>>>

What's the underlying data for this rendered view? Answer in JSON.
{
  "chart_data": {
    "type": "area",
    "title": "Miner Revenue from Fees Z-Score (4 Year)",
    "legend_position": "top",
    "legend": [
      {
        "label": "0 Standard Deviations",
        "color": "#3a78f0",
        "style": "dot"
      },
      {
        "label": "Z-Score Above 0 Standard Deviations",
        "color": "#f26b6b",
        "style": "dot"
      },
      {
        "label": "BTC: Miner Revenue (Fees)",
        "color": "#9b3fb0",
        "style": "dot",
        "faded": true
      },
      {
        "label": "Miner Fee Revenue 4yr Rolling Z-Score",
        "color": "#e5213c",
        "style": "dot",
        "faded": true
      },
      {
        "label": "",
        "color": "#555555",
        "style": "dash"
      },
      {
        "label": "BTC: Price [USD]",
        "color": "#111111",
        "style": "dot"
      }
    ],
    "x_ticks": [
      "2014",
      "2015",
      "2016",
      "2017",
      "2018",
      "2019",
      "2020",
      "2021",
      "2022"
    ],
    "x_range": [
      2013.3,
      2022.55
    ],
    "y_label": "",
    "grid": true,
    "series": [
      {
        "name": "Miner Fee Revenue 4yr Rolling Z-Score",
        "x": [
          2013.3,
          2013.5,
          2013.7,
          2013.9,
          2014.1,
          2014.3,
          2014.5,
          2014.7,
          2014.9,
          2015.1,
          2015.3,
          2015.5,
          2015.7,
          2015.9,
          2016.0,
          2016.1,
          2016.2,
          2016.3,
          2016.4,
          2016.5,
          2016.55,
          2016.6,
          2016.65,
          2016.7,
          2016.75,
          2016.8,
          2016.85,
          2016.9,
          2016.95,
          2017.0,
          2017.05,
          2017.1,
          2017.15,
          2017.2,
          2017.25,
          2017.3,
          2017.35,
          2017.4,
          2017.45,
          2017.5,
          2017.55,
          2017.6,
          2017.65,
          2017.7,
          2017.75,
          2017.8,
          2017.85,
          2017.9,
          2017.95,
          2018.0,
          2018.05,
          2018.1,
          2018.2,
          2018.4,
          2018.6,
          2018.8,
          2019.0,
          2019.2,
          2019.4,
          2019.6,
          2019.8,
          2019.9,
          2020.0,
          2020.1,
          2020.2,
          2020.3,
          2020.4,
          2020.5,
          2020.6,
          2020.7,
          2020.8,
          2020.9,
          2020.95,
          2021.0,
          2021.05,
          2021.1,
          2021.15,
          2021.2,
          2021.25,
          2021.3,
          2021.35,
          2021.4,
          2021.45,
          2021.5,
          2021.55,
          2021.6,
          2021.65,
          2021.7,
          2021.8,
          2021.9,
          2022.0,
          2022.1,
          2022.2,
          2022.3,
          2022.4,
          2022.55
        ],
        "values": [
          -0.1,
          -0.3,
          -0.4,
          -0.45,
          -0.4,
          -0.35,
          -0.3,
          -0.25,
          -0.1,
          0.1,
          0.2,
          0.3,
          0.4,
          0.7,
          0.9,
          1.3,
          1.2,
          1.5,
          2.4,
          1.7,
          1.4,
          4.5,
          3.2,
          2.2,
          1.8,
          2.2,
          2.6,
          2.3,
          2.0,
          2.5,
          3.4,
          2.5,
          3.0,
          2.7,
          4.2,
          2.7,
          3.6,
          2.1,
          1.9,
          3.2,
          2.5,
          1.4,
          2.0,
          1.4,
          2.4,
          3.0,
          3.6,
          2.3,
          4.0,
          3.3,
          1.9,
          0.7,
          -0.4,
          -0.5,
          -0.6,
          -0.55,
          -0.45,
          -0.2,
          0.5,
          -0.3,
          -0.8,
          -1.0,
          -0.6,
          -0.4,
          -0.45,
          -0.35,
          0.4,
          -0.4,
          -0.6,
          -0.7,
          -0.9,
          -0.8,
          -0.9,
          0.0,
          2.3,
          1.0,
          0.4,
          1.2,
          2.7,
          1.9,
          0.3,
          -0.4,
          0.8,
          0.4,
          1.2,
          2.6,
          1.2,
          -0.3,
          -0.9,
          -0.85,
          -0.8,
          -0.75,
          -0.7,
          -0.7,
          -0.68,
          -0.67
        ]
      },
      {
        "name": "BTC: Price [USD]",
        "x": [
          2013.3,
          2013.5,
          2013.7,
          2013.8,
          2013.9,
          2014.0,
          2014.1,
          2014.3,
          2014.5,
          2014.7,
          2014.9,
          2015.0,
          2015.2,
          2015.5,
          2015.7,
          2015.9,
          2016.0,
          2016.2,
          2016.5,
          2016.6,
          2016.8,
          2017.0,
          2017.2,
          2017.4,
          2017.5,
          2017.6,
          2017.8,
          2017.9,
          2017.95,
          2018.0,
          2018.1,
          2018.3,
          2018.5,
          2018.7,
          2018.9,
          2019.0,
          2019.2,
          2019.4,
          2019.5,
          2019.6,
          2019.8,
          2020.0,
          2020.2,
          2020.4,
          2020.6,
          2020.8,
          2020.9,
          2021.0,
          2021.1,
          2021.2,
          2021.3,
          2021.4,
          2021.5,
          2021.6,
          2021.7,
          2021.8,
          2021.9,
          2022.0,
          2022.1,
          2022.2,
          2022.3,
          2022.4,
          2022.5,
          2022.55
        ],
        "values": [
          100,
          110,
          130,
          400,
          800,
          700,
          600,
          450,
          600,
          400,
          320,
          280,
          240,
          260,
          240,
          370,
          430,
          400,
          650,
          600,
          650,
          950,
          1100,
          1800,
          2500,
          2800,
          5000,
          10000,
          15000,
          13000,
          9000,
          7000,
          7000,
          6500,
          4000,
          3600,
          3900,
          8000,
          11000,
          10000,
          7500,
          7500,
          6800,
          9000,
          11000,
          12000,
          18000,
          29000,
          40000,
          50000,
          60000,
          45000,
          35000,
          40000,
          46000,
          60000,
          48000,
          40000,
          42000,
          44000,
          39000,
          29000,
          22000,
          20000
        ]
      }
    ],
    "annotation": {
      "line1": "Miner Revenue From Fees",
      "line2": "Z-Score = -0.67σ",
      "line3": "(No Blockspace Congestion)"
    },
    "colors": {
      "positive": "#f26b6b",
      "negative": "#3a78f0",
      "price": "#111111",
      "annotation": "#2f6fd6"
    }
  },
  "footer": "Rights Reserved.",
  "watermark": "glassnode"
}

<<<

### What is expected
Within the records, how many lines include "Deviations"? The answer is the number and nothing else.

### Task answer
2